[Collected data entries]
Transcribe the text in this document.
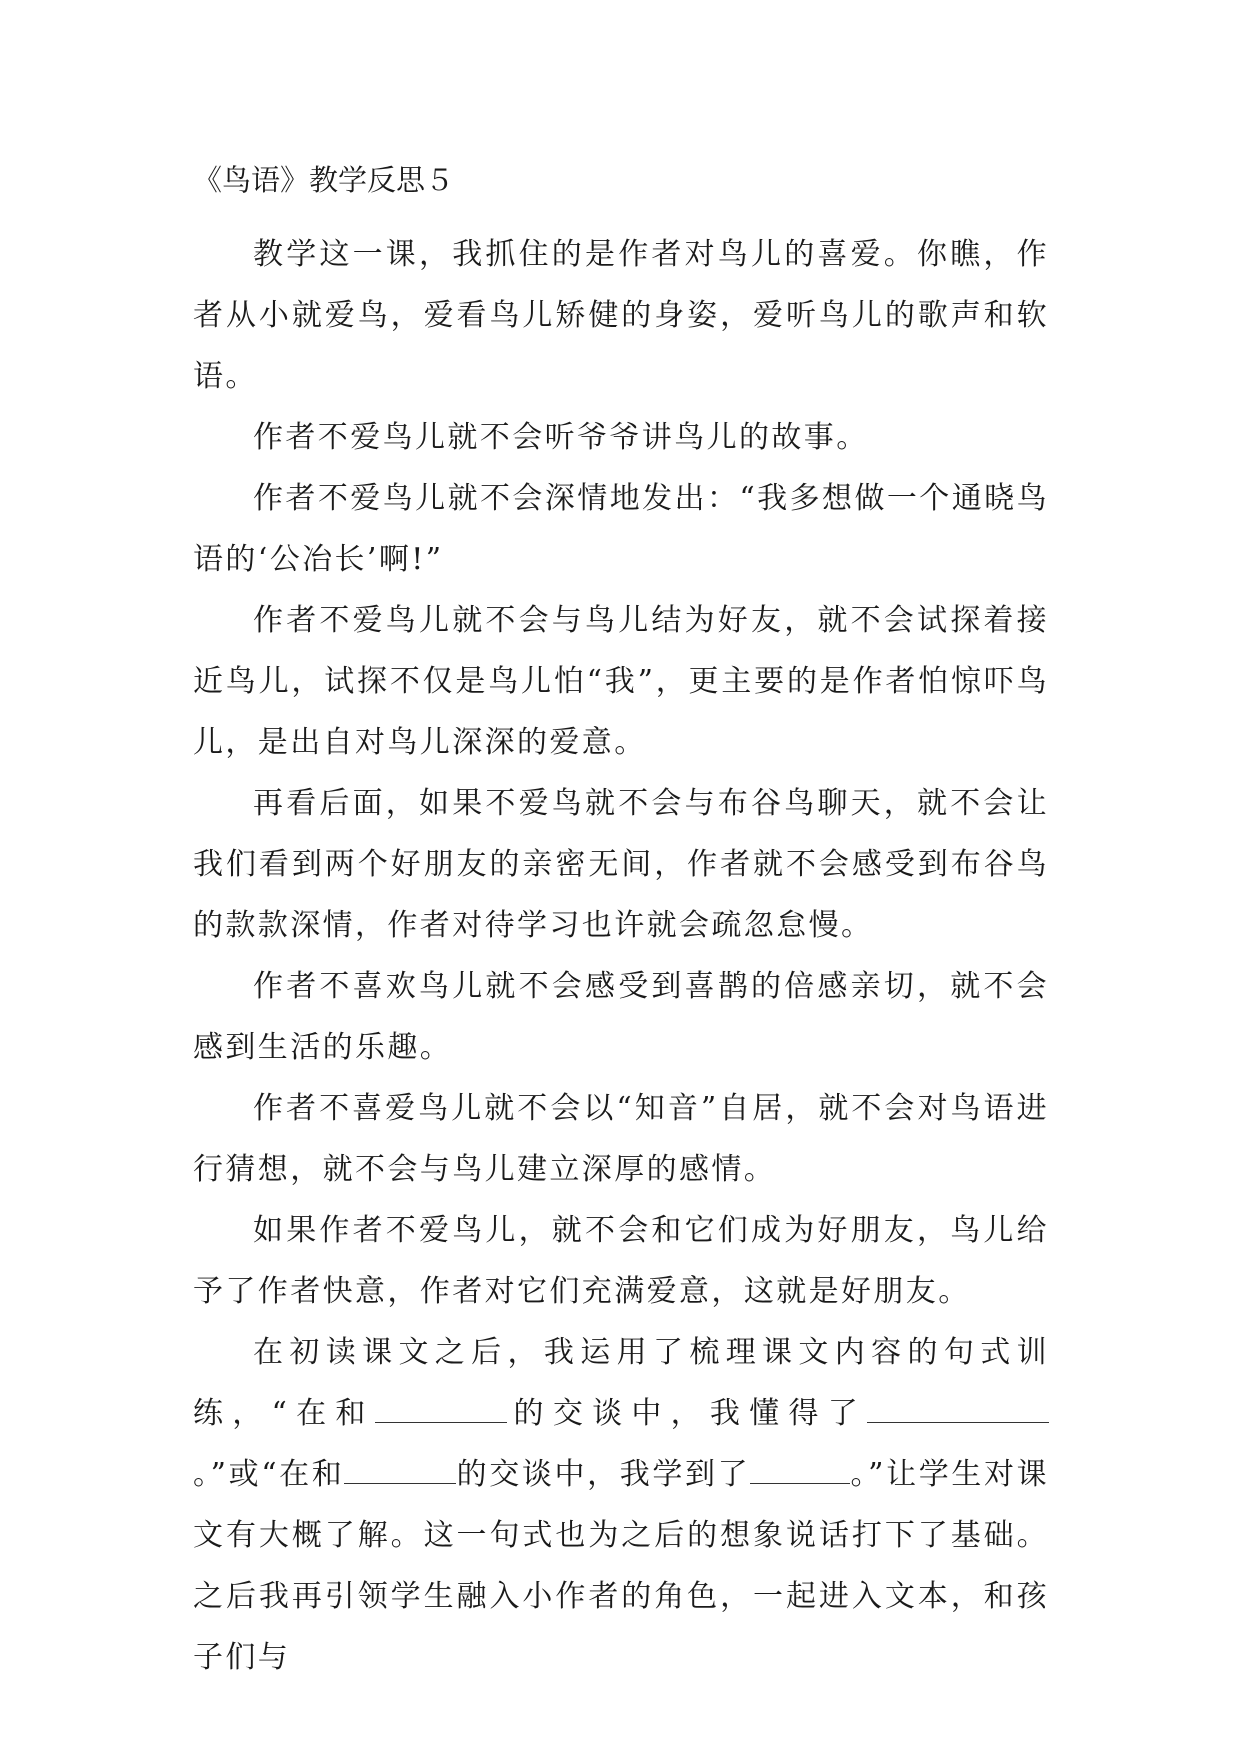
《鸟语》教学反思５

教学这一课，我抓住的是作者对鸟儿的喜爱。你瞧，作者从小就爱鸟，爱看鸟儿矫健的身姿，爱听鸟儿的歌声和软语。

作者不爱鸟儿就不会听爷爷讲鸟儿的故事。

作者不爱鸟儿就不会深情地发出：“我多想做一个通晓鸟语的‘公冶长’啊!”

作者不爱鸟儿就不会与鸟儿结为好友，就不会试探着接近鸟儿，试探不仅是鸟儿怕“我”，更主要的是作者怕惊吓鸟儿，是出自对鸟儿深深的爱意。

再看后面，如果不爱鸟就不会与布谷鸟聊天，就不会让我们看到两个好朋友的亲密无间，作者就不会感受到布谷鸟的款款深情，作者对待学习也许就会疏忽怠慢。

作者不喜欢鸟儿就不会感受到喜鹊的倍感亲切，就不会感到生活的乐趣。

作者不喜爱鸟儿就不会以“知音”自居，就不会对鸟语进行猜想，就不会与鸟儿建立深厚的感情。

如果作者不爱鸟儿，就不会和它们成为好朋友，鸟儿给予了作者快意，作者对它们充满爱意，这就是好朋友。

在初读课文之后，我运用了梳理课文内容的句式训练，“在和	的交谈中，我懂得了。”或“在和	的交谈中，我学到了	。”让学生对课文有大概了解。这一句式也为之后的想象说话打下了基础。之后我再引领学生融入小作者的角色，一起进入文本，和孩子们与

*WHAT IS EXPECTED*
Leave out the pictures and return every record word for word.

*TASK RESPONSE*
Transcribe the text in this document.
《鸟语》教学反思５

教学这一课，我抓住的是作者对鸟儿的喜爱。你瞧，作者从小就爱鸟，爱看鸟儿矫健的身姿，爱听鸟儿的歌声和软语。

作者不爱鸟儿就不会听爷爷讲鸟儿的故事。

作者不爱鸟儿就不会深情地发出：“我多想做一个通晓鸟语的‘公冶长’啊!”

作者不爱鸟儿就不会与鸟儿结为好友，就不会试探着接近鸟儿，试探不仅是鸟儿怕“我”，更主要的是作者怕惊吓鸟儿，是出自对鸟儿深深的爱意。

再看后面，如果不爱鸟就不会与布谷鸟聊天，就不会让我们看到两个好朋友的亲密无间，作者就不会感受到布谷鸟的款款深情，作者对待学习也许就会疏忽怠慢。

作者不喜欢鸟儿就不会感受到喜鹊的倍感亲切，就不会感到生活的乐趣。

作者不喜爱鸟儿就不会以“知音”自居，就不会对鸟语进行猜想，就不会与鸟儿建立深厚的感情。

如果作者不爱鸟儿，就不会和它们成为好朋友，鸟儿给予了作者快意，作者对它们充满爱意，这就是好朋友。

在初读课文之后，我运用了梳理课文内容的句式训练，“在和	的交谈中，我懂得了。”或“在和	的交谈中，我学到了	。”让学生对课文有大概了解。这一句式也为之后的想象说话打下了基础。之后我再引领学生融入小作者的角色，一起进入文本，和孩子们与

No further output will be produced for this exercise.